Apply what you read:
A: Decide whether each statement agrees with the travel post: (i) the writer bought the backpack from a local store; (ii) the backpack has a detachable day pack; (iii) the writer enjoys working on cars. For each, answer yes or no and quote the words of the post that decide it.
B: Reproduce the portion of the travel post that opens with the words containing "A lot of the" and closes with "plane ticket soon.".

Text segment:
A lot of the stressors in my life are starting to go away. This is a time in life where counting my blessings seems to be in order. It seems like my wounds are healing up well from surgery. My pain is well managed. My finances are on track thanks to a kick ass severance package, savings and unemployment insurance. In short: I'm on track to buy the first plane ticket soon.

But, first things first. I finally decided on a backpack. I ended up heading over to ebags.com instead of buying the bag locally. I realize many people may frown on my decision to purchase the bag instead of (S)upporting a (L)ocally (O)wned (B)usiness, Slob-ing, the purchase. But I found the selection to be a lot nicer online and the overall purchase to be substantially less of a hassle. I bought a High Sierra Compass convertible bag. It has the detachable day pack option I was looking for and also looks rather posh in Blue. (http://www.ebags.com/product/high-sierra/compass-convertible-travel-pack-limited-time-offer/63378 ) It has the exact options I wanted at a great price, all delivered to my door step. Woot!



So now I have the cash and the bags lined up. Now comes the bigger decisions - deciding what to do with the life I have going for myself here in America. The really, really big decision I am faced with at the moment is if I should sell my car or not. Not many people really understand my relationship with cars and why this is such a big deal for me. It's not that I enjoy working on them or talking about them - I view them as an appliance more than anything. It's that a car represents everything you need in the Western United States society to be upwardly mobile, to be social and to obtain the goods you need for everyday life. We don't really have any sort of mass transit in our area of the country. Our only real practical option to go to shopping centers or leave home is the car. It's not really practical to bike the 25Km one way each day to work, go to the mall, see a friend or to go shopping. When you are in high school you salivate at the fact that one day, you too might be one of the cool kids that had a car. It's been something that I have spent years of my life working for: having a reliable, clean, nearly-new car is a privilege I sacrificed a lot for. So it isn't something I am willing to part with easily.

Record extracts:

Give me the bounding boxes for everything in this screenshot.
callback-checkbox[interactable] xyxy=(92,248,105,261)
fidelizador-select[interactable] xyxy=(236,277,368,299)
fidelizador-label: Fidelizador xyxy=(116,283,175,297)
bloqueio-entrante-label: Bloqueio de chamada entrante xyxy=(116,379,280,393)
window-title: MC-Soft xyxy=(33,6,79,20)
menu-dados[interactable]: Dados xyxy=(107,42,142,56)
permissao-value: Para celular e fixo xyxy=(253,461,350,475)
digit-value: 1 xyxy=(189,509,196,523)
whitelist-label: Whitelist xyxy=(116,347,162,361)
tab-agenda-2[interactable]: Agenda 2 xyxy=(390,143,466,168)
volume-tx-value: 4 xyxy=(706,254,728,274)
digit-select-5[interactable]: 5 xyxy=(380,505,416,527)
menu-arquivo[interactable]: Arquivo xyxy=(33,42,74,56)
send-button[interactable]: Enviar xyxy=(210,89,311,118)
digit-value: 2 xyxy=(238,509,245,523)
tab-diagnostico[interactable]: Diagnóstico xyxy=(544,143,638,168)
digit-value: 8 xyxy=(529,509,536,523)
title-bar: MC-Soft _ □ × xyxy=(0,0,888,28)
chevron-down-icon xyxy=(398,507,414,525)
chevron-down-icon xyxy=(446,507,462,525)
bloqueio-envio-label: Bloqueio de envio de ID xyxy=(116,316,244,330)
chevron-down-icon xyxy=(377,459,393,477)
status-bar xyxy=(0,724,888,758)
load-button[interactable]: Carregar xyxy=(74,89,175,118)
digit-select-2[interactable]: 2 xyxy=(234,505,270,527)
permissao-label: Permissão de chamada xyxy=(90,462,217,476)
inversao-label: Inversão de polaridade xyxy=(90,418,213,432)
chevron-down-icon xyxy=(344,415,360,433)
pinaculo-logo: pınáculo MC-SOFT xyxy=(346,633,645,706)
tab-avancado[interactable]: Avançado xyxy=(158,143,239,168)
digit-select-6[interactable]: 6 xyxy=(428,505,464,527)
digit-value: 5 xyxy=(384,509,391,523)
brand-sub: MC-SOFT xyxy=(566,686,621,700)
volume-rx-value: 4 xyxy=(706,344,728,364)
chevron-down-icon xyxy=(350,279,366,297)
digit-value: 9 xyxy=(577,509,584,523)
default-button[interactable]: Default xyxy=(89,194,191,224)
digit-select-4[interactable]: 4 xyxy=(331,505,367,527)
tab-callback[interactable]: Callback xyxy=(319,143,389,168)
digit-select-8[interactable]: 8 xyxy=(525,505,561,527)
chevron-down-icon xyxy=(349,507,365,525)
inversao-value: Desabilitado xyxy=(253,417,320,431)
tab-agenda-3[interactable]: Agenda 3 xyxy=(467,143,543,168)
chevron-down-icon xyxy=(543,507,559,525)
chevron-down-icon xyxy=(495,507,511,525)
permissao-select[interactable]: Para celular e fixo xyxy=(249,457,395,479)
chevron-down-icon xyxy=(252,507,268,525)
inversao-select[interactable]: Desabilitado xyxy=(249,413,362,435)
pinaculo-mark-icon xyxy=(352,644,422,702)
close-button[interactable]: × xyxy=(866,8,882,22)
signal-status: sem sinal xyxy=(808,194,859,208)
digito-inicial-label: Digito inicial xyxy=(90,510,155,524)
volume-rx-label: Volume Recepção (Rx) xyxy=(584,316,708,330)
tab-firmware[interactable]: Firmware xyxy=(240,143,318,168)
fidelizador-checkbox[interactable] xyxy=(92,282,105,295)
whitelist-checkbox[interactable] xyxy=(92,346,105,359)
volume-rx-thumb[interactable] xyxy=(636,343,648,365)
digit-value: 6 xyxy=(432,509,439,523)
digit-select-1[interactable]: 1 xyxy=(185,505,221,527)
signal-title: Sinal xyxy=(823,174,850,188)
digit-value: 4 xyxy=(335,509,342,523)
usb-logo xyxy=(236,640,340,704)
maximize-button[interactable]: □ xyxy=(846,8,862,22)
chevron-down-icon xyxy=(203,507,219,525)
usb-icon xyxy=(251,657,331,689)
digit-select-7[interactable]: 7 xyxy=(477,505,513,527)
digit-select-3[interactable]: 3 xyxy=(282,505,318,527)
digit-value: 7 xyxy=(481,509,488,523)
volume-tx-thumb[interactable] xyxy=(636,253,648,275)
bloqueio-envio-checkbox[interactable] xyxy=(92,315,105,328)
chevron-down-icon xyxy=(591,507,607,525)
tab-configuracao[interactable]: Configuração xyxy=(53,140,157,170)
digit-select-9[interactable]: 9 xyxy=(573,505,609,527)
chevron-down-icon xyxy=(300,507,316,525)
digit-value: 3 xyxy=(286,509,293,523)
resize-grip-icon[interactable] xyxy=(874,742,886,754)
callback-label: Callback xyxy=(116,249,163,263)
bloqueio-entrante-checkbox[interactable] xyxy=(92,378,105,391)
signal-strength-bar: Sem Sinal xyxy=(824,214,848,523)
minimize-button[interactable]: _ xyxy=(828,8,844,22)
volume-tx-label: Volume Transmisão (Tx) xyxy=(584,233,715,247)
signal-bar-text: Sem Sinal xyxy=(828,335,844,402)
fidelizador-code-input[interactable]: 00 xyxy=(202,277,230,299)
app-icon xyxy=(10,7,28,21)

Results in order:
A:
(i) No: "I ended up heading over to ebags.com instead of buying the bag locally."
(ii) Yes: "It has the detachable day pack option I was looking for"
(iii) No: "It's not that I enjoy working on them or talking about them"

B:
A lot of the stressors in my life are starting to go away. This is a time in life where counting my blessings seems to be in order. It seems like my wounds are healing up well from surgery. My pain is well managed. My finances are on track thanks to a kick ass severance package, savings and unemployment insurance. In short: I'm on track to buy the first plane ticket soon.